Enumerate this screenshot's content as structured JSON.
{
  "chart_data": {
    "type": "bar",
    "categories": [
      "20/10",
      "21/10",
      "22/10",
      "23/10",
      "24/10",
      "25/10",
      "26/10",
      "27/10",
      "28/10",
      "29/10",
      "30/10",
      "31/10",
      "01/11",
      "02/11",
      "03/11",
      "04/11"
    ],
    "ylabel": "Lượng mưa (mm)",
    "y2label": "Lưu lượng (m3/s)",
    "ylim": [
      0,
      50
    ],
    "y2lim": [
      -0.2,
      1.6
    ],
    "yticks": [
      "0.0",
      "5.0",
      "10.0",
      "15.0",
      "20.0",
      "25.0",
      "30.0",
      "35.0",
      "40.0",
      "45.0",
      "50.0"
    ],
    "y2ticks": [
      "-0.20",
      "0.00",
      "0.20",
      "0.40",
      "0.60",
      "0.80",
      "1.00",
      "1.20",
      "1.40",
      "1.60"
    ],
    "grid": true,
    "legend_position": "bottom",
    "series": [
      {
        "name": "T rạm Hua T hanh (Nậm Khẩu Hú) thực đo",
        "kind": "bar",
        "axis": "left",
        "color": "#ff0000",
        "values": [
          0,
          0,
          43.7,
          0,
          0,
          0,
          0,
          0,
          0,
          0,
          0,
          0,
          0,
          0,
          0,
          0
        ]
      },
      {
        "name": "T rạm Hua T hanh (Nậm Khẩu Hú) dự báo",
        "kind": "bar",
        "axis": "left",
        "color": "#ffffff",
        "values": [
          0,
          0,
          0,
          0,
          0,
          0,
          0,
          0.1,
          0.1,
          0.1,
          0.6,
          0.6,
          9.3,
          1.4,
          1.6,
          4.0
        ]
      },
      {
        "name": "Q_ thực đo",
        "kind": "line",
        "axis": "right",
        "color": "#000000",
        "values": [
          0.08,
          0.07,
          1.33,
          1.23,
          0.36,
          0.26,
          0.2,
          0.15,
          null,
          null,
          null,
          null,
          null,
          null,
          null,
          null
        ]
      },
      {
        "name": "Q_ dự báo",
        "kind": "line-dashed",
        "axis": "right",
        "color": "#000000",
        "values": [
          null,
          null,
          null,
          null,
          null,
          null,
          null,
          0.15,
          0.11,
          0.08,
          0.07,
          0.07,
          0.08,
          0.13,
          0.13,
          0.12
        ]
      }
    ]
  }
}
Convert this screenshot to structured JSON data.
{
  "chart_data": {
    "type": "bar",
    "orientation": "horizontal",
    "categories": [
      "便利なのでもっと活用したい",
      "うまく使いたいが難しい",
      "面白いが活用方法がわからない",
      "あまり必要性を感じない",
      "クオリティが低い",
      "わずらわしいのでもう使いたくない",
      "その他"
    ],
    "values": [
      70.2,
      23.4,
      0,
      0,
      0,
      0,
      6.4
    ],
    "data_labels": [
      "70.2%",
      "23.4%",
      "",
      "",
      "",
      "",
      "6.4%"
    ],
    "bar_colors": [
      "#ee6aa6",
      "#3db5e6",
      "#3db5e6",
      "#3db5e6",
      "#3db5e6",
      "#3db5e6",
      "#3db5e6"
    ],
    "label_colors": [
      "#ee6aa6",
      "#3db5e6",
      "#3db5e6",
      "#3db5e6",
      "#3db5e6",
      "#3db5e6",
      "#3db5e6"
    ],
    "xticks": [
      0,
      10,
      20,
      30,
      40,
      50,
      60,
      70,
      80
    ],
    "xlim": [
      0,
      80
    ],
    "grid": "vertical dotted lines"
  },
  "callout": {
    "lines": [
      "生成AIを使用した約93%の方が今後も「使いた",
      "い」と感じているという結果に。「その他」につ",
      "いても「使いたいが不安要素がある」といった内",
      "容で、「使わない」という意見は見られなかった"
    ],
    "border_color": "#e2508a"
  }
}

+ + + +

Required task>
Produce an exact copy of every entry above.

Response to this exercise>
Enumerate this screenshot's content as structured JSON.
{
  "chart_data": {
    "type": "bar",
    "categories": [
      "20/10",
      "21/10",
      "22/10",
      "23/10",
      "24/10",
      "25/10",
      "26/10",
      "27/10",
      "28/10",
      "29/10",
      "30/10",
      "31/10",
      "01/11",
      "02/11",
      "03/11",
      "04/11"
    ],
    "ylabel": "Lượng mưa (mm)",
    "y2label": "Lưu lượng (m3/s)",
    "ylim": [
      0,
      50
    ],
    "y2lim": [
      -0.2,
      1.6
    ],
    "yticks": [
      "0.0",
      "5.0",
      "10.0",
      "15.0",
      "20.0",
      "25.0",
      "30.0",
      "35.0",
      "40.0",
      "45.0",
      "50.0"
    ],
    "y2ticks": [
      "-0.20",
      "0.00",
      "0.20",
      "0.40",
      "0.60",
      "0.80",
      "1.00",
      "1.20",
      "1.40",
      "1.60"
    ],
    "grid": true,
    "legend_position": "bottom",
    "series": [
      {
        "name": "T rạm Hua T hanh (Nậm Khẩu Hú) thực đo",
        "kind": "bar",
        "axis": "left",
        "color": "#ff0000",
        "values": [
          0,
          0,
          43.7,
          0,
          0,
          0,
          0,
          0,
          0,
          0,
          0,
          0,
          0,
          0,
          0,
          0
        ]
      },
      {
        "name": "T rạm Hua T hanh (Nậm Khẩu Hú) dự báo",
        "kind": "bar",
        "axis": "left",
        "color": "#ffffff",
        "values": [
          0,
          0,
          0,
          0,
          0,
          0,
          0,
          0.1,
          0.1,
          0.1,
          0.6,
          0.6,
          9.3,
          1.4,
          1.6,
          4.0
        ]
      },
      {
        "name": "Q_ thực đo",
        "kind": "line",
        "axis": "right",
        "color": "#000000",
        "values": [
          0.08,
          0.07,
          1.33,
          1.23,
          0.36,
          0.26,
          0.2,
          0.15,
          null,
          null,
          null,
          null,
          null,
          null,
          null,
          null
        ]
      },
      {
        "name": "Q_ dự báo",
        "kind": "line-dashed",
        "axis": "right",
        "color": "#000000",
        "values": [
          null,
          null,
          null,
          null,
          null,
          null,
          null,
          0.15,
          0.11,
          0.08,
          0.07,
          0.07,
          0.08,
          0.13,
          0.13,
          0.12
        ]
      }
    ]
  }
}
Convert this screenshot to structured JSON data.
{
  "chart_data": {
    "type": "bar",
    "orientation": "horizontal",
    "categories": [
      "便利なのでもっと活用したい",
      "うまく使いたいが難しい",
      "面白いが活用方法がわからない",
      "あまり必要性を感じない",
      "クオリティが低い",
      "わずらわしいのでもう使いたくない",
      "その他"
    ],
    "values": [
      70.2,
      23.4,
      0,
      0,
      0,
      0,
      6.4
    ],
    "data_labels": [
      "70.2%",
      "23.4%",
      "",
      "",
      "",
      "",
      "6.4%"
    ],
    "bar_colors": [
      "#ee6aa6",
      "#3db5e6",
      "#3db5e6",
      "#3db5e6",
      "#3db5e6",
      "#3db5e6",
      "#3db5e6"
    ],
    "label_colors": [
      "#ee6aa6",
      "#3db5e6",
      "#3db5e6",
      "#3db5e6",
      "#3db5e6",
      "#3db5e6",
      "#3db5e6"
    ],
    "xticks": [
      0,
      10,
      20,
      30,
      40,
      50,
      60,
      70,
      80
    ],
    "xlim": [
      0,
      80
    ],
    "grid": "vertical dotted lines"
  },
  "callout": {
    "lines": [
      "生成AIを使用した約93%の方が今後も「使いた",
      "い」と感じているという結果に。「その他」につ",
      "いても「使いたいが不安要素がある」といった内",
      "容で、「使わない」という意見は見られなかった"
    ],
    "border_color": "#e2508a"
  }
}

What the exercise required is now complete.